--- START Data provided ---

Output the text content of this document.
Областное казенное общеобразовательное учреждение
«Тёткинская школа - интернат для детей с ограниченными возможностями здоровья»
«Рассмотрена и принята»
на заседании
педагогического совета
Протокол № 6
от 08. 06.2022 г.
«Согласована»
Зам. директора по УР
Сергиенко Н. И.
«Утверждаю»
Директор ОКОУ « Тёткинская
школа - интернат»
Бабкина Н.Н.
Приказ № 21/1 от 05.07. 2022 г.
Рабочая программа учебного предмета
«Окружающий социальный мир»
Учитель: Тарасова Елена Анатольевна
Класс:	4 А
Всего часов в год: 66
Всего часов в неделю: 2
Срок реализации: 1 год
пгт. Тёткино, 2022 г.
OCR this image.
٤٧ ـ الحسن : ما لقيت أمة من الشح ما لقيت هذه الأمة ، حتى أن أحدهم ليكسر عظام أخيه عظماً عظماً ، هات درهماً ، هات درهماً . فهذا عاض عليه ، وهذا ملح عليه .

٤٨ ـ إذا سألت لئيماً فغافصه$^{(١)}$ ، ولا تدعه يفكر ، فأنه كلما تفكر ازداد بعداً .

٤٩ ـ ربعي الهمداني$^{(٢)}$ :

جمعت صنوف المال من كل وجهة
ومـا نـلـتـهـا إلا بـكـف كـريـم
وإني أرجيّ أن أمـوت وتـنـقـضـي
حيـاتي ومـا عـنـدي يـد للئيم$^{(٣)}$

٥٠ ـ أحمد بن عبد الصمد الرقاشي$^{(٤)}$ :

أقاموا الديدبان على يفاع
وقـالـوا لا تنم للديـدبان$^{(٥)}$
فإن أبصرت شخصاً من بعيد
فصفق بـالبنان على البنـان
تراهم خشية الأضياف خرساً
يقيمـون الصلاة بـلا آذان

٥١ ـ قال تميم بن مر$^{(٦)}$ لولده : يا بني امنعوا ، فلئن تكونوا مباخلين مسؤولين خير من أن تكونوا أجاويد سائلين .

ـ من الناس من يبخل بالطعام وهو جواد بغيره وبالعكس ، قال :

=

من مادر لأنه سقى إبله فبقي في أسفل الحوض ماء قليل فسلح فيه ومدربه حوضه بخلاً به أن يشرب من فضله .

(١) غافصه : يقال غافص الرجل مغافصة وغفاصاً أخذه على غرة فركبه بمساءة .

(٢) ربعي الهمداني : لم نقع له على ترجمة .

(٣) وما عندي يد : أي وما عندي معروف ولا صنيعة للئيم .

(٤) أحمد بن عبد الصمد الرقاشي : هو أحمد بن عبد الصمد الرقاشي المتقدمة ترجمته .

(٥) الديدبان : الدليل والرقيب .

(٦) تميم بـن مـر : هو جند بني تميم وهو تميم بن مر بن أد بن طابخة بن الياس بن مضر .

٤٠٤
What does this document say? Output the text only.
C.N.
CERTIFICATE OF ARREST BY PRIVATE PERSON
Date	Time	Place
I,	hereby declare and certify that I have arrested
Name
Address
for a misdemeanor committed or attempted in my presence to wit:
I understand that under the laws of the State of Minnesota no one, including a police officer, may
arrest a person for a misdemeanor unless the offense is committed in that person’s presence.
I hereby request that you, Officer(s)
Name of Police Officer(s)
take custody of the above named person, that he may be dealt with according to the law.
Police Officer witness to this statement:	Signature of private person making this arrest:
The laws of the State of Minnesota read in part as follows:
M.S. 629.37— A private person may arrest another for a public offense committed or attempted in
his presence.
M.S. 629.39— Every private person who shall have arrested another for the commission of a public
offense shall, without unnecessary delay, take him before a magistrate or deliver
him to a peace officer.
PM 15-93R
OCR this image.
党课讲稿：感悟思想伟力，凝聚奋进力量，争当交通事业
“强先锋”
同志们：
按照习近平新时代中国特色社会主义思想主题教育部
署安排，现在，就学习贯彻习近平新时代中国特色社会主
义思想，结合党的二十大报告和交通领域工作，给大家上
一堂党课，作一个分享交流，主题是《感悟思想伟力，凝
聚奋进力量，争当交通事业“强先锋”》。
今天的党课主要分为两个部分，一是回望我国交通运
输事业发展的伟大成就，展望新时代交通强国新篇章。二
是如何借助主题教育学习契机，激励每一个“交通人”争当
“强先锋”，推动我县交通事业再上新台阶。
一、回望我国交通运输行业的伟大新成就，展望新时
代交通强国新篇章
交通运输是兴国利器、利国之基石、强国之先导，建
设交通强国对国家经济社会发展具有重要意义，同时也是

--- END Data provided ---

*Requirement*: Pull out every line of the records above that contains the word "have".

*Solution to this task*:
I,	hereby declare and certify that I have arrested
M.S. 629.39— Every private person who shall have arrested another for the commission of a public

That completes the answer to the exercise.